§ **Task details**: Which lines of the records below contain the word "range"? Show each one.

§ **Dataset content**:
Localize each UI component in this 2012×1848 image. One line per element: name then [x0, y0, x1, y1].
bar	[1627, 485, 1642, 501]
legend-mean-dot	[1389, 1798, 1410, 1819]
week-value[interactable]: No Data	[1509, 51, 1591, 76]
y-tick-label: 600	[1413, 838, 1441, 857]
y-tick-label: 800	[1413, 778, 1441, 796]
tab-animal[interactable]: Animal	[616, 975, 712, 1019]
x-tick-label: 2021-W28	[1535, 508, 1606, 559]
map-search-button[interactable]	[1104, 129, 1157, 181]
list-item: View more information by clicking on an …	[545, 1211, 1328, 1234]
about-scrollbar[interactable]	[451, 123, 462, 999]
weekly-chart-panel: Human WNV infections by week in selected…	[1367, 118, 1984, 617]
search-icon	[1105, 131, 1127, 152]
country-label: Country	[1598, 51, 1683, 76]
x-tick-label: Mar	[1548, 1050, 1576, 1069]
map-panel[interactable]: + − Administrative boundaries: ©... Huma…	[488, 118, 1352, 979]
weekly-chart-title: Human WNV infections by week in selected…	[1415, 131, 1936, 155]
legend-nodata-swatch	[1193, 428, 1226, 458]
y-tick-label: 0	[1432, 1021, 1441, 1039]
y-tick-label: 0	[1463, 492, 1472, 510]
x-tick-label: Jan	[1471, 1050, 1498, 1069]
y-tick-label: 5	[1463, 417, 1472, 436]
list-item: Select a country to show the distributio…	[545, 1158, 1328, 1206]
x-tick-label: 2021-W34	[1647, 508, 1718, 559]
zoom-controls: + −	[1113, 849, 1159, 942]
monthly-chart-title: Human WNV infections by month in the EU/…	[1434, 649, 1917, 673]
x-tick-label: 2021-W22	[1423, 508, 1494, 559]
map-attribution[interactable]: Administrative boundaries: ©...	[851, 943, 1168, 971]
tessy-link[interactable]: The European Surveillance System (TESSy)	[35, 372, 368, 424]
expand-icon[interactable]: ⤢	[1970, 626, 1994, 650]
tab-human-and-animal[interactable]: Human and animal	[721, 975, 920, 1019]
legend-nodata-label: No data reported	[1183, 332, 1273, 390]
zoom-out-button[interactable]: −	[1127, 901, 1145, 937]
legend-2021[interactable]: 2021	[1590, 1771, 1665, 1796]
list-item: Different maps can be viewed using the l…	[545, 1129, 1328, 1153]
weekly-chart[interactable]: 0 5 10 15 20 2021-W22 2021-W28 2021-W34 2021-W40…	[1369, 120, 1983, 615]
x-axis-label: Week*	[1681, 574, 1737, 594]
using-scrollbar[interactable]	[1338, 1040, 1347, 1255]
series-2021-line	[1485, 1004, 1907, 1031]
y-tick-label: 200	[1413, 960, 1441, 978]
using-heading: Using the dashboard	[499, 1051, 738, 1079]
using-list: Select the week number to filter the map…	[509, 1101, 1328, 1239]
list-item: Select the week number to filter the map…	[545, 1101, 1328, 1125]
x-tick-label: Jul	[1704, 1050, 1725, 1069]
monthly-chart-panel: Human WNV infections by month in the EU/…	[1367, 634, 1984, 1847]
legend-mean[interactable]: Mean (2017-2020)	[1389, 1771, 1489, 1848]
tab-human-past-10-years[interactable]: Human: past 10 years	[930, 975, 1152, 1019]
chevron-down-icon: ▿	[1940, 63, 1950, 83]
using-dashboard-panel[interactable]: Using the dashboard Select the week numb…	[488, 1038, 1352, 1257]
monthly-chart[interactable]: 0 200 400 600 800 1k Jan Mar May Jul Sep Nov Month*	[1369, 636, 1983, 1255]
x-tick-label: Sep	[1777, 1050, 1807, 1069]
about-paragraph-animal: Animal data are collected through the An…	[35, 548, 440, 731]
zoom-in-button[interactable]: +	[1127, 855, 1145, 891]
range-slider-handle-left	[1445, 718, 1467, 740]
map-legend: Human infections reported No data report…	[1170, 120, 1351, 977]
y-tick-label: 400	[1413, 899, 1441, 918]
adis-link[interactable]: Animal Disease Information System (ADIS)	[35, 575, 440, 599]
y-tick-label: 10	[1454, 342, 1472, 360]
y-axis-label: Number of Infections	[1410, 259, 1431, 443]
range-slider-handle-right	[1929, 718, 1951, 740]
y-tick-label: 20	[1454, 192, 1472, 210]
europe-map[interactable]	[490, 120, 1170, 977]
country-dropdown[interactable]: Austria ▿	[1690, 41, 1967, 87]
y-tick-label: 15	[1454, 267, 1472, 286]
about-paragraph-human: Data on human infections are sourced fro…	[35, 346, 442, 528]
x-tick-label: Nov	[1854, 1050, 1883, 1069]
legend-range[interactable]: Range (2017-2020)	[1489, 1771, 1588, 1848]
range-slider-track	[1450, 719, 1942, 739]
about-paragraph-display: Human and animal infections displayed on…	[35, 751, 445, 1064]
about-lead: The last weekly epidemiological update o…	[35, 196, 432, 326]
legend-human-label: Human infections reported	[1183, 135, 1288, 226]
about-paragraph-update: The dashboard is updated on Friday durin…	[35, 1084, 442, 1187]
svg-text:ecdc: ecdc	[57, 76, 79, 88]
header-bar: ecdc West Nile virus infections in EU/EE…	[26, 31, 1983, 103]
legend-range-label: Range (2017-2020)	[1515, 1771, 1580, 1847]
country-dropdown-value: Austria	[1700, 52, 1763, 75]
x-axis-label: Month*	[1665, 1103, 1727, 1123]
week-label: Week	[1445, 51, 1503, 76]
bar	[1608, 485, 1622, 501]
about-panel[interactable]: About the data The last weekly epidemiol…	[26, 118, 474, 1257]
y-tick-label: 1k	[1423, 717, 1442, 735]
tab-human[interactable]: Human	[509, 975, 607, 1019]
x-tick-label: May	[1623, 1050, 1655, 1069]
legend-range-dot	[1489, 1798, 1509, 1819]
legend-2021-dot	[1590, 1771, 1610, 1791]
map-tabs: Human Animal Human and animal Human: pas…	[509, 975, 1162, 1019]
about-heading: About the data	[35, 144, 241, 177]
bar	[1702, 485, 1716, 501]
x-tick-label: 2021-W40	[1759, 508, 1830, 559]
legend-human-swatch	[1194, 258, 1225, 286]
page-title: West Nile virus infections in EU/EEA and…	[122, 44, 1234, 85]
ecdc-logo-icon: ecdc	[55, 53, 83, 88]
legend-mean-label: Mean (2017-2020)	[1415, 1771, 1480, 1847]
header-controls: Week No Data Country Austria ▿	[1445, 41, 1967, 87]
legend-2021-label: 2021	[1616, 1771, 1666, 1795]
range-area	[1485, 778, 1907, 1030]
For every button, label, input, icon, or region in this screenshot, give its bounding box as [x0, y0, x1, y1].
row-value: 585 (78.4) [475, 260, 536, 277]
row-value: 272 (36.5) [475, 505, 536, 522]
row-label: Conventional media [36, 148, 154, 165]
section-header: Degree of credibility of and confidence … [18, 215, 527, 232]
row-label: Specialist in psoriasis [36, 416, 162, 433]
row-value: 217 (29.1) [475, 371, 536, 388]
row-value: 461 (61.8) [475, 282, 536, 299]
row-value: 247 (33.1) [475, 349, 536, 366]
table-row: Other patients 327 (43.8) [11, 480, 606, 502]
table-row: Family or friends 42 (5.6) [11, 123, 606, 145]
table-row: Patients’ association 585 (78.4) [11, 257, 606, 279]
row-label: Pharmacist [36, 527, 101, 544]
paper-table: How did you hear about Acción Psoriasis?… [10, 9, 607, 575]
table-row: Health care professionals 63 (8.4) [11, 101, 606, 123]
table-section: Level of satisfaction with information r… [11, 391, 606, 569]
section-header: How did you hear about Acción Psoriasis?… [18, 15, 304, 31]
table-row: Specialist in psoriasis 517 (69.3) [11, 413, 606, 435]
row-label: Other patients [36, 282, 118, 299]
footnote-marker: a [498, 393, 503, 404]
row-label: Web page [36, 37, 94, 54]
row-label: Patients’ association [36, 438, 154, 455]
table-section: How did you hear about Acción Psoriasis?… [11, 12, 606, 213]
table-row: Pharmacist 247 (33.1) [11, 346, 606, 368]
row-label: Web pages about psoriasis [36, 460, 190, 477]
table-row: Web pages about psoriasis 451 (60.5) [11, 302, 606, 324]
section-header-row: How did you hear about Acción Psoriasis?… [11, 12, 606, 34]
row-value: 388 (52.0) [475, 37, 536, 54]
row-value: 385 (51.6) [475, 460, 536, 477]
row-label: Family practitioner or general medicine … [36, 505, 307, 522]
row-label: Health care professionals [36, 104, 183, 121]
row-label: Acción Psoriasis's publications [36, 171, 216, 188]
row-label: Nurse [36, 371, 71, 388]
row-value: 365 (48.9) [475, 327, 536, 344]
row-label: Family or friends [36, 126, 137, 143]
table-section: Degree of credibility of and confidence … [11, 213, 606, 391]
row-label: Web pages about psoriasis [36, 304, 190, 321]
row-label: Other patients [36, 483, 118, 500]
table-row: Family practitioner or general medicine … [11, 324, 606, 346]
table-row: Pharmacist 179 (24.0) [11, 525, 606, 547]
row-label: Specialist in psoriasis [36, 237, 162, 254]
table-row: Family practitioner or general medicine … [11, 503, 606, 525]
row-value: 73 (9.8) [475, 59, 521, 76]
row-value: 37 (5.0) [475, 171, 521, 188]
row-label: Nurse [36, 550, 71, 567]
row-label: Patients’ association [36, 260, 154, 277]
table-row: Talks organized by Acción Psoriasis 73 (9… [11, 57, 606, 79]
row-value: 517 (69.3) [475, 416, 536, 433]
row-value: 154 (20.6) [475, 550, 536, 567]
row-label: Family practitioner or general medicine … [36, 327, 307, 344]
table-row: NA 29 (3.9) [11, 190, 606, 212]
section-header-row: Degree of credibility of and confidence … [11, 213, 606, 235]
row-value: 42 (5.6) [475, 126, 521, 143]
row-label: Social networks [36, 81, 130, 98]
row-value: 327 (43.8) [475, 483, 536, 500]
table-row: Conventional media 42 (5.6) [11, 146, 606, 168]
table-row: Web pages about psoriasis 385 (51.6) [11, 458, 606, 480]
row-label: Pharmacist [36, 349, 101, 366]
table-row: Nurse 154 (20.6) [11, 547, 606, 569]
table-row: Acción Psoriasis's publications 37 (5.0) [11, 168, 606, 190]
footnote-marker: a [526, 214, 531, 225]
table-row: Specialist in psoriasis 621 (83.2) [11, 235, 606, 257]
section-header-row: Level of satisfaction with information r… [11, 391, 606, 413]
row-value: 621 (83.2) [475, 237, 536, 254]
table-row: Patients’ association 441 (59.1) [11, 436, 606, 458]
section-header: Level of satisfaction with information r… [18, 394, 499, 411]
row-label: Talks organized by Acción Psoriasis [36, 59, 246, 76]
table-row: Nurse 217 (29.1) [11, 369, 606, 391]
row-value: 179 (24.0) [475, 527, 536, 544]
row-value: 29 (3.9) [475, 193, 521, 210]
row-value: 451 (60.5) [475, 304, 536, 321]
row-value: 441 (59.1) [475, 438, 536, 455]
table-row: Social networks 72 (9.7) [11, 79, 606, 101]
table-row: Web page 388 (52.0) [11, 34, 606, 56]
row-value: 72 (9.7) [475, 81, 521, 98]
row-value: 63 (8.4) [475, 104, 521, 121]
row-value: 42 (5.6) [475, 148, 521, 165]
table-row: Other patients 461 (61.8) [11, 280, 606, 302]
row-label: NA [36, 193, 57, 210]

§ **Final answer**:
range-slider-handle-left	[1445, 718, 1467, 740]
range-slider-handle-right	[1929, 718, 1951, 740]
legend-range[interactable]: Range (2017-2020)	[1489, 1771, 1588, 1848]
range-slider-track	[1450, 719, 1942, 739]
legend-range-label: Range (2017-2020)	[1515, 1771, 1580, 1847]
legend-range-dot	[1489, 1798, 1509, 1819]
range-area	[1485, 778, 1907, 1030]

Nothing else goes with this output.